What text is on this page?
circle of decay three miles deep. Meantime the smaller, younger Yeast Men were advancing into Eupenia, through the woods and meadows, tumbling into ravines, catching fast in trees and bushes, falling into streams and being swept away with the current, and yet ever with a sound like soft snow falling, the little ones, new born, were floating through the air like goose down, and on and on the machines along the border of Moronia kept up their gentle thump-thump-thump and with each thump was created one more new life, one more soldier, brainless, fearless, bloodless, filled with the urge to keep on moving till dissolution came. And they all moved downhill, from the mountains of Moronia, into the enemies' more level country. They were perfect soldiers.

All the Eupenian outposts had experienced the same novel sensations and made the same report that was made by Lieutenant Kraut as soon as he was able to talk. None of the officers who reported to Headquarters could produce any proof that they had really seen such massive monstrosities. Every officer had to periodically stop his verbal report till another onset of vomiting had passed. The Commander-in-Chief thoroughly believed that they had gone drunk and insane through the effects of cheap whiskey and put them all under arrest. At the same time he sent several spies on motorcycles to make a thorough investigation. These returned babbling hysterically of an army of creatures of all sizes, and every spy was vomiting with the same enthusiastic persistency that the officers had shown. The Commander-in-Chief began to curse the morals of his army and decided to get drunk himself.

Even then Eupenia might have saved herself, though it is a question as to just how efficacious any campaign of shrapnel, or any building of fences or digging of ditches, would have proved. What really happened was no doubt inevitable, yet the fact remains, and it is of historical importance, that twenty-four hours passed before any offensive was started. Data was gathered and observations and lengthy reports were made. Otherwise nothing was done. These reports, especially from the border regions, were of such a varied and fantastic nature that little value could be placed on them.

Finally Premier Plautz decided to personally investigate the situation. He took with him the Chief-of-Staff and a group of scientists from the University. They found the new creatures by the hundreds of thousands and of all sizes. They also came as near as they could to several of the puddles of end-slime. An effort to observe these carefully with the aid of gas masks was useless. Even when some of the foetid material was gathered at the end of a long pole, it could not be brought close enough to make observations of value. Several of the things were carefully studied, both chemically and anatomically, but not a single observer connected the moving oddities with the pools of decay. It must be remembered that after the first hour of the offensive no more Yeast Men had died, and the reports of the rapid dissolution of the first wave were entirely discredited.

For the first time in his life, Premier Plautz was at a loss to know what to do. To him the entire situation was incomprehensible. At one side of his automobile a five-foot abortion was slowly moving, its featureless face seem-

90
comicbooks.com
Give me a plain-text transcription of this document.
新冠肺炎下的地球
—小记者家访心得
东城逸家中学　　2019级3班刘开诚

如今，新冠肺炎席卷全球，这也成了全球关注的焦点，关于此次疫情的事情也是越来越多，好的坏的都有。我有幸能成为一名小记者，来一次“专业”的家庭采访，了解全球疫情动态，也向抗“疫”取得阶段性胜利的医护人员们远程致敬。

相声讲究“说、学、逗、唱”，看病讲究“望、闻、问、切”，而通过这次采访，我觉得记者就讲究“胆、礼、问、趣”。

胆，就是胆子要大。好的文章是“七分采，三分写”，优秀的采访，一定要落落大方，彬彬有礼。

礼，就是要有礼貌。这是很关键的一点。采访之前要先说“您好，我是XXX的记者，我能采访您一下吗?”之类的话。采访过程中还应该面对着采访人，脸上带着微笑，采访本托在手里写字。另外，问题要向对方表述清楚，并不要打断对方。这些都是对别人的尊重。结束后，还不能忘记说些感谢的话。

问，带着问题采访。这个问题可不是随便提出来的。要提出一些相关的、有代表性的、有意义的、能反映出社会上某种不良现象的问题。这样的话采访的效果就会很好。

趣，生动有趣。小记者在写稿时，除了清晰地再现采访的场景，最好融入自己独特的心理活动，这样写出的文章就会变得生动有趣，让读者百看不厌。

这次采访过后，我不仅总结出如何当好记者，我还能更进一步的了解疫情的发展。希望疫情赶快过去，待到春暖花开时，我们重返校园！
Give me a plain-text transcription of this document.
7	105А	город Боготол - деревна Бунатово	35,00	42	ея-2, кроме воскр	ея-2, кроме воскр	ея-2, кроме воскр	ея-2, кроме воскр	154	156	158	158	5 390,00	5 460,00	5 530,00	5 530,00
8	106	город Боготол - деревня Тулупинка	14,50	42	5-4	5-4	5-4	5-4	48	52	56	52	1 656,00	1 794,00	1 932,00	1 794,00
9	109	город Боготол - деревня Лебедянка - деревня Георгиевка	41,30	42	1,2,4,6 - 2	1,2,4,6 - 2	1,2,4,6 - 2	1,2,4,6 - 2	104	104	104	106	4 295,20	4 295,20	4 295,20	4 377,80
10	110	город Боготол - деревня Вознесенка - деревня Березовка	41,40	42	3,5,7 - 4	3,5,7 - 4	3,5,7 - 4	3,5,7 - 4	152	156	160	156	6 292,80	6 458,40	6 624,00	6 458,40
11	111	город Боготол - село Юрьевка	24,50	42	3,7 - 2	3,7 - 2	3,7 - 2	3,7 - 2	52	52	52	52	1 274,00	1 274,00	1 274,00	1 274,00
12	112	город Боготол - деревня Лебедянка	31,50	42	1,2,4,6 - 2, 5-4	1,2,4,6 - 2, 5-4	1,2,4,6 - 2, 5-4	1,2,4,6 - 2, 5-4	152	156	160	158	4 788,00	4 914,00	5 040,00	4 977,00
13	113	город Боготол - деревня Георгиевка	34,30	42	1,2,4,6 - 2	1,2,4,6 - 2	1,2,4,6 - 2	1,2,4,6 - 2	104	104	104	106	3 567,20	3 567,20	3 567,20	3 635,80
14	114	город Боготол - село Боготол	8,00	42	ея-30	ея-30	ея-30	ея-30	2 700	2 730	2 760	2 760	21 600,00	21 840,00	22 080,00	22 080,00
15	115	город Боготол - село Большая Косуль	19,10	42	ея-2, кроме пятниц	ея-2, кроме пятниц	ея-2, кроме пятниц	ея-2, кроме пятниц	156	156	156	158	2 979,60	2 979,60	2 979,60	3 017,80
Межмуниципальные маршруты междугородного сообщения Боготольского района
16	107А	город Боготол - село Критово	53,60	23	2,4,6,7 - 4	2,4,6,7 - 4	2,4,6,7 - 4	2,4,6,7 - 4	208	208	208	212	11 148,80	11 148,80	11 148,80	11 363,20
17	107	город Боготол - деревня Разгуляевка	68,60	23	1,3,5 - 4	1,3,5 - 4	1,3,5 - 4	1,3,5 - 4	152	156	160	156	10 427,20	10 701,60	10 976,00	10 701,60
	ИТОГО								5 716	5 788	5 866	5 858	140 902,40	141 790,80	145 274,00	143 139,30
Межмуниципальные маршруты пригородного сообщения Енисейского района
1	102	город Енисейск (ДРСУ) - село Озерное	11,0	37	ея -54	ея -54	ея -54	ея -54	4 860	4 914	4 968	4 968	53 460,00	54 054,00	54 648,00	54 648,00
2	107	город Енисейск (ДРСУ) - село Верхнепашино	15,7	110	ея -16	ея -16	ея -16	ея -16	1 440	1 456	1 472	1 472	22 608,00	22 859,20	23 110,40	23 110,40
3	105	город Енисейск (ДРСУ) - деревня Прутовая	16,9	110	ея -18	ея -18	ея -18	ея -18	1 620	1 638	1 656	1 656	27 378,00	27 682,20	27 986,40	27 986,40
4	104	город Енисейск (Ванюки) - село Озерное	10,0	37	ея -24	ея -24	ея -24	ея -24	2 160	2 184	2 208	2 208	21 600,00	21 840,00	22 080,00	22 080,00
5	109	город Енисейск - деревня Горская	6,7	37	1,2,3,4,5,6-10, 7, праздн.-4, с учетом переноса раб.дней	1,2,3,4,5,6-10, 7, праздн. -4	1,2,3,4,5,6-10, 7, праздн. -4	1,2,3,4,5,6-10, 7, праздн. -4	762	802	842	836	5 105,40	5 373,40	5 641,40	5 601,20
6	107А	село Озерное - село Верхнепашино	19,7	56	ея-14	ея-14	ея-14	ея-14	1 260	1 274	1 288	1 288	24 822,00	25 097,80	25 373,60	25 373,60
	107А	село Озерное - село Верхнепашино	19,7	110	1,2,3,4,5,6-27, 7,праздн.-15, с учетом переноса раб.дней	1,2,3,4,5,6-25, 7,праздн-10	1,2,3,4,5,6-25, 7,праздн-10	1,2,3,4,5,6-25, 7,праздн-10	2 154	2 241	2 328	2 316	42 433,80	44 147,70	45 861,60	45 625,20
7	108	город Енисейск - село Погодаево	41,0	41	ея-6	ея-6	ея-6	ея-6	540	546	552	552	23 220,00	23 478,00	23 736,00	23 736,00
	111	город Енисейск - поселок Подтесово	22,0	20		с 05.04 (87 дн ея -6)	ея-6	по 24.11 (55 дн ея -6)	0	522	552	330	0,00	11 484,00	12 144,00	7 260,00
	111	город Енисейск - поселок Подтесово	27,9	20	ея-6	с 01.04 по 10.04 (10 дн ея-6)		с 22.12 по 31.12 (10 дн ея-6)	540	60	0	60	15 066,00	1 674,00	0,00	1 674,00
= = = = = = =
- What is expected
State how many lines above contain the string "сообщения", with no other words.

- Solution to the exercise
2